### YOUR TASK
Wherever "ServletConfig" appears in a line, copy that line.

### SUPPLIED INFORMATION

* * * * *

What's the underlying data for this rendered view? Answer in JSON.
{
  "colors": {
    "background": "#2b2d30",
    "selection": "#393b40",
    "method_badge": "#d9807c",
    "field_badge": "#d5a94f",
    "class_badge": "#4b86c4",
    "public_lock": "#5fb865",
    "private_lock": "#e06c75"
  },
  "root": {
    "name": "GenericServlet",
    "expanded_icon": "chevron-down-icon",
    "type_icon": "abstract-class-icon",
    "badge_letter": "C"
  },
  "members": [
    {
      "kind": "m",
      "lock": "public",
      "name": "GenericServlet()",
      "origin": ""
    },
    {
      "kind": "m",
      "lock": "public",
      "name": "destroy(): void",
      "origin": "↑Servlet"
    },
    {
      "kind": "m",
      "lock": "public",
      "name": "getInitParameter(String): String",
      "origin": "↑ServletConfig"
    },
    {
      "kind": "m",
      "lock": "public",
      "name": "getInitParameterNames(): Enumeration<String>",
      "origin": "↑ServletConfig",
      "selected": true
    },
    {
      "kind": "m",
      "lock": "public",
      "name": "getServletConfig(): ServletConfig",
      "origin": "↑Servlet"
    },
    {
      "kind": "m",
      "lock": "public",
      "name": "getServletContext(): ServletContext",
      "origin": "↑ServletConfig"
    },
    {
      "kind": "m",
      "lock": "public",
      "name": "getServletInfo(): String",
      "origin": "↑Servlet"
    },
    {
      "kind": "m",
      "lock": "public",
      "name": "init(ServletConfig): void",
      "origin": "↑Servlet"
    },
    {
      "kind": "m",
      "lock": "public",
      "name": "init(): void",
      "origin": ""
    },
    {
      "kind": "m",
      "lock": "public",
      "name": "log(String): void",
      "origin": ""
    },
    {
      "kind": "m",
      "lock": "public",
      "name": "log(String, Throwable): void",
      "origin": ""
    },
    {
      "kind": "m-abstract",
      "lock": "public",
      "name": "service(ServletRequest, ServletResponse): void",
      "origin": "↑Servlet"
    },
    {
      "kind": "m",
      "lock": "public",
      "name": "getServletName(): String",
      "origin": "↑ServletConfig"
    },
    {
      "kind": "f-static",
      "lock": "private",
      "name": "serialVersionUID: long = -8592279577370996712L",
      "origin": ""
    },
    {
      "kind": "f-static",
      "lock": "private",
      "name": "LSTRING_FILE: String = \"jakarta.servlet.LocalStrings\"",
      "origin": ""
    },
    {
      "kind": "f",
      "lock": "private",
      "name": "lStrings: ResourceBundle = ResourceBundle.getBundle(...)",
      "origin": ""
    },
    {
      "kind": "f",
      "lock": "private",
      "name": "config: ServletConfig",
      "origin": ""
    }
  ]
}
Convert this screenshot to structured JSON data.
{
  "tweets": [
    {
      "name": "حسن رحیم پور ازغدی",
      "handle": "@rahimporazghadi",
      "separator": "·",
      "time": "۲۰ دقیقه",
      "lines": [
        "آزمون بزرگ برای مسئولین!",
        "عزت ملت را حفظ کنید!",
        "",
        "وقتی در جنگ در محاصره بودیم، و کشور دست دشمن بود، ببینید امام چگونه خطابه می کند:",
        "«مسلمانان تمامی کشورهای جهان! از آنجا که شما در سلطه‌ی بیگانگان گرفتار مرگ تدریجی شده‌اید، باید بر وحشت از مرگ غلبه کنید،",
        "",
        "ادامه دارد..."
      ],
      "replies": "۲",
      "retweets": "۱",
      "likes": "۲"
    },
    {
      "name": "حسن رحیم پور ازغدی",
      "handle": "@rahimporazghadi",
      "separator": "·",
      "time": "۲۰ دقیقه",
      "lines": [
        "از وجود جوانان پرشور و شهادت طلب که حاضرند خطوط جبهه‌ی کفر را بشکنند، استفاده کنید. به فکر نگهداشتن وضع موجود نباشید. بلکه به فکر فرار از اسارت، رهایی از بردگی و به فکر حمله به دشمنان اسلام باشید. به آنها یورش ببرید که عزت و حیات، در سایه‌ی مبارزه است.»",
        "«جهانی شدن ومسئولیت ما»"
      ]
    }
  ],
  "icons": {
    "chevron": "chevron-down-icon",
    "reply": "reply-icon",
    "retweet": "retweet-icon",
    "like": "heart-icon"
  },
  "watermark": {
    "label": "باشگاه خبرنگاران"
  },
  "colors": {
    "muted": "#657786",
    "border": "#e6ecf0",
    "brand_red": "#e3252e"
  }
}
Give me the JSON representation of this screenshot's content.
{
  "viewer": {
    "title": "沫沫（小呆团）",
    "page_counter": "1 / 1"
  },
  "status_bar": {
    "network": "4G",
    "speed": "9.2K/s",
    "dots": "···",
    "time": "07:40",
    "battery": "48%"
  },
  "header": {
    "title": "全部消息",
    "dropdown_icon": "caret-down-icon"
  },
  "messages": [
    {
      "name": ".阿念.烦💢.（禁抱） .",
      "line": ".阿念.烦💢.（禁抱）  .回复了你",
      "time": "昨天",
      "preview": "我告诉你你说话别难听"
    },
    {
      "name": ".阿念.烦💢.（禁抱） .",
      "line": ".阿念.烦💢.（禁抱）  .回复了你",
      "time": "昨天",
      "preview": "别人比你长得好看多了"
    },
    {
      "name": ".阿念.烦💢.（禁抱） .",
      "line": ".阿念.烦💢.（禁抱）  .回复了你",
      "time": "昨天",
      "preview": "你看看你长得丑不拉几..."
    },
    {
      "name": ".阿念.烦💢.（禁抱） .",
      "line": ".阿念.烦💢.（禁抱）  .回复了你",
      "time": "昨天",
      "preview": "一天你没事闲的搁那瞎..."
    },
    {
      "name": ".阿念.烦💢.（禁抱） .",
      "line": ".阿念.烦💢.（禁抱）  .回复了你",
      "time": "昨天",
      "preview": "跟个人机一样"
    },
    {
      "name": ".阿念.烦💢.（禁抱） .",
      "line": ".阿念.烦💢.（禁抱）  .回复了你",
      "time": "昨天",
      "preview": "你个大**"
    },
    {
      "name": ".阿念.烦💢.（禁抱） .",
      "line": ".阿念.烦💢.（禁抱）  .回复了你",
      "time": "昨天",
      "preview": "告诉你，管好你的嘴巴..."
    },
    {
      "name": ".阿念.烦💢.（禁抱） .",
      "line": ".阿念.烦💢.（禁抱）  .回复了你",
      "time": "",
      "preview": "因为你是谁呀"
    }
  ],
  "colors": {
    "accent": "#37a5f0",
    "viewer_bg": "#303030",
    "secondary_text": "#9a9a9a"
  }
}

* * * * *

### ANSWER TO THIS EXERCISE
      "origin": "↑ServletConfig"
      "origin": "↑ServletConfig",
      "name": "getServletConfig(): ServletConfig",
      "origin": "↑ServletConfig"
      "name": "init(ServletConfig): void",
      "origin": "↑ServletConfig"
      "name": "config: ServletConfig",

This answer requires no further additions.